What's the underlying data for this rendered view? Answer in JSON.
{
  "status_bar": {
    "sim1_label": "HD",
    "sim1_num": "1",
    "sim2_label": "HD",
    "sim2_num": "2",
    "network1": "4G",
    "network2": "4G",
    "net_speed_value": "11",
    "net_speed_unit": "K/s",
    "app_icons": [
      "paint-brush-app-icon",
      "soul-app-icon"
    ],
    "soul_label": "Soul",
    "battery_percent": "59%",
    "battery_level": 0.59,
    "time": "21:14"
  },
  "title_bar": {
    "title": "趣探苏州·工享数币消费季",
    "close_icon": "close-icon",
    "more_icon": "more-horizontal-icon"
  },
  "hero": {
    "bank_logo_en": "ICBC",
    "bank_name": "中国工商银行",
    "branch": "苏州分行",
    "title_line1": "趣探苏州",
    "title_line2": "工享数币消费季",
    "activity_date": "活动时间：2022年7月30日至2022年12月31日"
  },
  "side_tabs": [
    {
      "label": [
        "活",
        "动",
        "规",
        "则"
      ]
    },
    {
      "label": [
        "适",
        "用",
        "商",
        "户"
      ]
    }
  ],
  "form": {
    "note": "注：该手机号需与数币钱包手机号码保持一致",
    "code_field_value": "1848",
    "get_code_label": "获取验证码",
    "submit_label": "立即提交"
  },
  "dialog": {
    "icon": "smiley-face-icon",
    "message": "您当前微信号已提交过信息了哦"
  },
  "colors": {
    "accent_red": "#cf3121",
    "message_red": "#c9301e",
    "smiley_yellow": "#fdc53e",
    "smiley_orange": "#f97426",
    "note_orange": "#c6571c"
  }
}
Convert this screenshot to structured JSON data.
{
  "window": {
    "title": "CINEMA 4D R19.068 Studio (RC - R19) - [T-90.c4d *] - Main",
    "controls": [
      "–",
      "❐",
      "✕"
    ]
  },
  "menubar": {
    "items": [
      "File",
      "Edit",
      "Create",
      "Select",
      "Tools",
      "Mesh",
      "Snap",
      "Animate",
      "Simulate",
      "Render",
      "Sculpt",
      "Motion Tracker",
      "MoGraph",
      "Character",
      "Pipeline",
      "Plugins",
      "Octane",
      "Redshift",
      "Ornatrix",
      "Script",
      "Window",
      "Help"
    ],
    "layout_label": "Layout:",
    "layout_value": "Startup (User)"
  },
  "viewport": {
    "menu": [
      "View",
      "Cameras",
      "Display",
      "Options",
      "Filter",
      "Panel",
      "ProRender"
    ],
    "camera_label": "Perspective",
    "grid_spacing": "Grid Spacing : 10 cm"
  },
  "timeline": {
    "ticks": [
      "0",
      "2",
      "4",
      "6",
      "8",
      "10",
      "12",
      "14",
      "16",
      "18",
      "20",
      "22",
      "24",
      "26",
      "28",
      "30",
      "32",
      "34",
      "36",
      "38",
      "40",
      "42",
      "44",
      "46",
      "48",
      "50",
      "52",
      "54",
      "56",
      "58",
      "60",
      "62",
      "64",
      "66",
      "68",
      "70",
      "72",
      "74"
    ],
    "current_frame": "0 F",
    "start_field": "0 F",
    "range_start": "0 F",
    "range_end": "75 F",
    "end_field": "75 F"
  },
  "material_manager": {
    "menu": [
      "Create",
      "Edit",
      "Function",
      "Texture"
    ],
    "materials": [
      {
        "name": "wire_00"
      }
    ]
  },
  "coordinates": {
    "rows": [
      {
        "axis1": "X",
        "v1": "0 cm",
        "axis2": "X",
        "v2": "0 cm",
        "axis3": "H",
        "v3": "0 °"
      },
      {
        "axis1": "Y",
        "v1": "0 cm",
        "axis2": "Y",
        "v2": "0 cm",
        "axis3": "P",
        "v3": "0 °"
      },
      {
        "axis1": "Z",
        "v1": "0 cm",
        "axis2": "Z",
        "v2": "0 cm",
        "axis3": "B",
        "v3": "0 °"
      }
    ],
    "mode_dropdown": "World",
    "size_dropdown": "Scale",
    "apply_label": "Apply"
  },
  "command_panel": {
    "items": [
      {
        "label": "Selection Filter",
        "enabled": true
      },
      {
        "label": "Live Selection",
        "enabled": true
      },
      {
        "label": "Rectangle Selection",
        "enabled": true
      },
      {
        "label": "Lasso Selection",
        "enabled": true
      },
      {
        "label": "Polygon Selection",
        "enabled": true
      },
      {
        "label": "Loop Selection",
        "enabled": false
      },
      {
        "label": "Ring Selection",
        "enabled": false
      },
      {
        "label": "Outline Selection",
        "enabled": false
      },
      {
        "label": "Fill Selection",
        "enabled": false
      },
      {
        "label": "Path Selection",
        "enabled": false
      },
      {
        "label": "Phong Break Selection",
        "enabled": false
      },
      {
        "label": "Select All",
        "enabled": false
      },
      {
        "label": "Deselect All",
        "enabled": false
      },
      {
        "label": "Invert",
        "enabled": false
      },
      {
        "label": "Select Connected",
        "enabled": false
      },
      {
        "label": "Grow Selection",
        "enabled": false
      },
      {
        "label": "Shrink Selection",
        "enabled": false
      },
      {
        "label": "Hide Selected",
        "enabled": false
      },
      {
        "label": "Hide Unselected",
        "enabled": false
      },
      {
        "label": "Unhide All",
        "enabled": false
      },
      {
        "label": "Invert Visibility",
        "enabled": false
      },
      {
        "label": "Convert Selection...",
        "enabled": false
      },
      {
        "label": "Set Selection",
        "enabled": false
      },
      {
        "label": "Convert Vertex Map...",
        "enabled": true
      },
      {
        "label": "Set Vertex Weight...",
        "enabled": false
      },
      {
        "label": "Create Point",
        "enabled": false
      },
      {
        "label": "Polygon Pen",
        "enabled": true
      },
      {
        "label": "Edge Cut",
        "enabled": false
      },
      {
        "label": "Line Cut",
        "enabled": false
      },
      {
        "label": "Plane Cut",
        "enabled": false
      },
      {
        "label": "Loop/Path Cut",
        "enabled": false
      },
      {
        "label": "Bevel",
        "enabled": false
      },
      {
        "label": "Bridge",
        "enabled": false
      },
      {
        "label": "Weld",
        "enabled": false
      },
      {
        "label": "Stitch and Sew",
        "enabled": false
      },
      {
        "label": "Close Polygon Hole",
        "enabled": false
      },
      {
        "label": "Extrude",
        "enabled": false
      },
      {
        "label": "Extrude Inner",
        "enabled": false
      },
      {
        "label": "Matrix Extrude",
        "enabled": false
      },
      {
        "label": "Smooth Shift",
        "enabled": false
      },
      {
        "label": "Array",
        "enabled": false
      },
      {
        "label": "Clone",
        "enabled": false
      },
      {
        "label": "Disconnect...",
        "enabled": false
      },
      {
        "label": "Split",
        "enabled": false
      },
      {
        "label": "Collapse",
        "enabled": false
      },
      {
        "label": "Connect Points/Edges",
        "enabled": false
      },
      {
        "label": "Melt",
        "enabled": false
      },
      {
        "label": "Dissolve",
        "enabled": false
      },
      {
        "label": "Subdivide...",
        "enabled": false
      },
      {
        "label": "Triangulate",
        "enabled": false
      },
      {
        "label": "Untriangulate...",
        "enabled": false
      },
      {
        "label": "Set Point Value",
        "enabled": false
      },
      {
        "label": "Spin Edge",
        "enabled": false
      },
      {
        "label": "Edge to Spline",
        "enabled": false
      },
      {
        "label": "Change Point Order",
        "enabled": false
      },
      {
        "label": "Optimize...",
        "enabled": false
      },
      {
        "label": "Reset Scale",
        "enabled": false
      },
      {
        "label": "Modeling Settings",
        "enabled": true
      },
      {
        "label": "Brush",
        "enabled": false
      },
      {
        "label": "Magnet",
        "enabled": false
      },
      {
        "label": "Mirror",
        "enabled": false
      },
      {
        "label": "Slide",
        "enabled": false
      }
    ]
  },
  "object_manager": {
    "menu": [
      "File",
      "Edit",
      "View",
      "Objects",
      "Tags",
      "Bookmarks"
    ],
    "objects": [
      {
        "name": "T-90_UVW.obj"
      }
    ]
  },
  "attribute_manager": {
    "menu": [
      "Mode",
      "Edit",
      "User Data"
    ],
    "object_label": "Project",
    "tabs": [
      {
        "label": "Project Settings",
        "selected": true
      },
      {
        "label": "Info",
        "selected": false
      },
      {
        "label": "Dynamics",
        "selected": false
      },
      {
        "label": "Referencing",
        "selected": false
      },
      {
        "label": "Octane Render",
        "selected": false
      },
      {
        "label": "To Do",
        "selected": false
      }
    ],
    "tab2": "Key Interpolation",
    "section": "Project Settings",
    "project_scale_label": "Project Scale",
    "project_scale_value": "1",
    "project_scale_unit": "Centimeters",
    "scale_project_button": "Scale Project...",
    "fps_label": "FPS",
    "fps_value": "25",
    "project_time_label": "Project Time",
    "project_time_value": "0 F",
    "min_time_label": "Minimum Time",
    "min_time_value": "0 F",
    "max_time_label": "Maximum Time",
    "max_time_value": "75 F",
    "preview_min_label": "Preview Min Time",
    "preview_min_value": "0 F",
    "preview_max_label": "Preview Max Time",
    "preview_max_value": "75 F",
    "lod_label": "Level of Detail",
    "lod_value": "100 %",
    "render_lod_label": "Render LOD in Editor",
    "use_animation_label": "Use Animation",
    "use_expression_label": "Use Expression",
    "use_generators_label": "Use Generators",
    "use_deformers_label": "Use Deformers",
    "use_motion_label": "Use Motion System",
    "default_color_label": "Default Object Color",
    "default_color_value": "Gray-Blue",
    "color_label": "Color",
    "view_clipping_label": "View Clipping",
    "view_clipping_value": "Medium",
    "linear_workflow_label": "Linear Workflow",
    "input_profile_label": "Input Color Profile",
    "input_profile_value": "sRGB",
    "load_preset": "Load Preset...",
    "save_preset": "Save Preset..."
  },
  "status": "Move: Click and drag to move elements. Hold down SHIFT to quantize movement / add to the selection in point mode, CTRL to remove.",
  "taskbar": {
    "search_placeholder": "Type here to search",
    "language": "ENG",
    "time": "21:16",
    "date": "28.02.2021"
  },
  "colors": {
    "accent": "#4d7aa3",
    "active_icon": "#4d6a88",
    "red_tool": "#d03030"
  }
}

########

Given task: Each line above that holds the string "Polygon" should be copied and shown.

Exercise output:
        "label": "Polygon Selection",
        "label": "Polygon Pen",
        "label": "Close Polygon Hole",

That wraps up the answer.